**PROBLEM STATEMENT:**
From the entries below, pull out each line where "York" appears.

**PROVIDED DATA:**
________________________________________

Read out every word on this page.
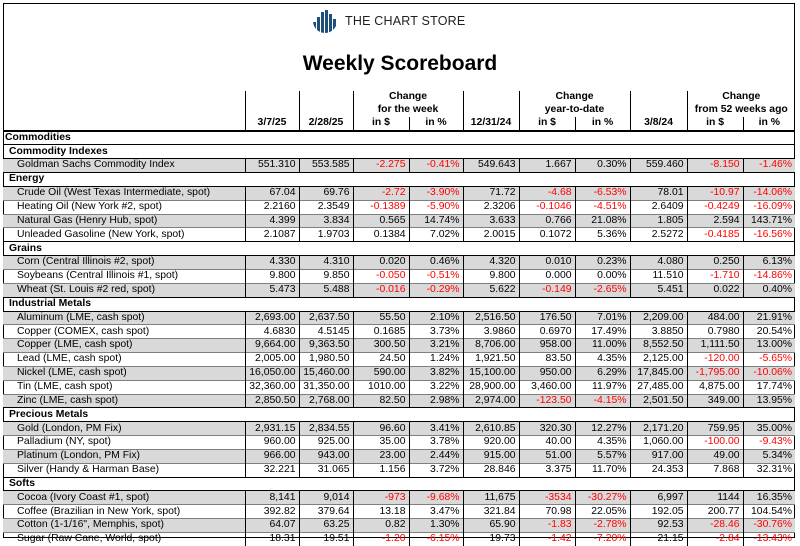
THE CHART STORE
Weekly Scoreboard
			Change			Change			Change	
			for the week			year-to-date			from 52 weeks ago	
	3/7/25	2/28/25	in $	in %	12/31/24	in $	in %	3/8/24	in $	in %
Commodities										
Commodity Indexes										
Goldman Sachs Commodity Index	551.310	553.585	-2.275	-0.41%	549.643	1.667	0.30%	559.460	-8.150	-1.46%
Energy										
Crude Oil (West Texas Intermediate, spot)	67.04	69.76	-2.72	-3.90%	71.72	-4.68	-6.53%	78.01	-10.97	-14.06%
Heating Oil (New York #2, spot)	2.2160	2.3549	-0.1389	-5.90%	2.3206	-0.1046	-4.51%	2.6409	-0.4249	-16.09%
Natural Gas (Henry Hub, spot)	4.399	3.834	0.565	14.74%	3.633	0.766	21.08%	1.805	2.594	143.71%
Unleaded Gasoline (New York, spot)	2.1087	1.9703	0.1384	7.02%	2.0015	0.1072	5.36%	2.5272	-0.4185	-16.56%
Grains										
Corn (Central Illinois #2, spot)	4.330	4.310	0.020	0.46%	4.320	0.010	0.23%	4.080	0.250	6.13%
Soybeans (Central Illinois #1, spot)	9.800	9.850	-0.050	-0.51%	9.800	0.000	0.00%	11.510	-1.710	-14.86%
Wheat (St. Louis #2 red, spot)	5.473	5.488	-0.016	-0.29%	5.622	-0.149	-2.65%	5.451	0.022	0.40%
Industrial Metals										
Aluminum (LME, cash spot)	2,693.00	2,637.50	55.50	2.10%	2,516.50	176.50	7.01%	2,209.00	484.00	21.91%
Copper (COMEX, cash spot)	4.6830	4.5145	0.1685	3.73%	3.9860	0.6970	17.49%	3.8850	0.7980	20.54%
Copper (LME, cash spot)	9,664.00	9,363.50	300.50	3.21%	8,706.00	958.00	11.00%	8,552.50	1,111.50	13.00%
Lead (LME, cash spot)	2,005.00	1,980.50	24.50	1.24%	1,921.50	83.50	4.35%	2,125.00	-120.00	-5.65%
Nickel (LME, cash spot)	16,050.00	15,460.00	590.00	3.82%	15,100.00	950.00	6.29%	17,845.00	-1,795.00	-10.06%
Tin (LME, cash spot)	32,360.00	31,350.00	1010.00	3.22%	28,900.00	3,460.00	11.97%	27,485.00	4,875.00	17.74%
Zinc (LME, cash spot)	2,850.50	2,768.00	82.50	2.98%	2,974.00	-123.50	-4.15%	2,501.50	349.00	13.95%
Precious Metals										
Gold (London, PM Fix)	2,931.15	2,834.55	96.60	3.41%	2,610.85	320.30	12.27%	2,171.20	759.95	35.00%
Palladium (NY, spot)	960.00	925.00	35.00	3.78%	920.00	40.00	4.35%	1,060.00	-100.00	-9.43%
Platinum (London, PM Fix)	966.00	943.00	23.00	2.44%	915.00	51.00	5.57%	917.00	49.00	5.34%
Silver (Handy & Harman Base)	32.221	31.065	1.156	3.72%	28.846	3.375	11.70%	24.353	7.868	32.31%
Softs										
Cocoa (Ivory Coast #1, spot)	8,141	9,014	-973	-9.68%	11,675	-3534	-30.27%	6,997	1144	16.35%
Coffee (Brazilian in New York, spot)	392.82	379.64	13.18	3.47%	321.84	70.98	22.05%	192.05	200.77	104.54%
Cotton (1-1/16", Memphis, spot)	64.07	63.25	0.82	1.30%	65.90	-1.83	-2.78%	92.53	-28.46	-30.76%
Sugar (Raw Cane, World, spot)	18.31	19.51	-1.20	-6.15%	19.73	-1.42	-7.20%	21.15	-2.84	-13.43%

________________________________________

**RESULT:**
Heating Oil (New York #2, spot)	2.2160	2.3549	-0.1389	-5.90%	2.3206	-0.1046	-4.51%	2.6409	-0.4249	-16.09%
Unleaded Gasoline (New York, spot)	2.1087	1.9703	0.1384	7.02%	2.0015	0.1072	5.36%	2.5272	-0.4185	-16.56%
Coffee (Brazilian in New York, spot)	392.82	379.64	13.18	3.47%	321.84	70.98	22.05%	192.05	200.77	104.54%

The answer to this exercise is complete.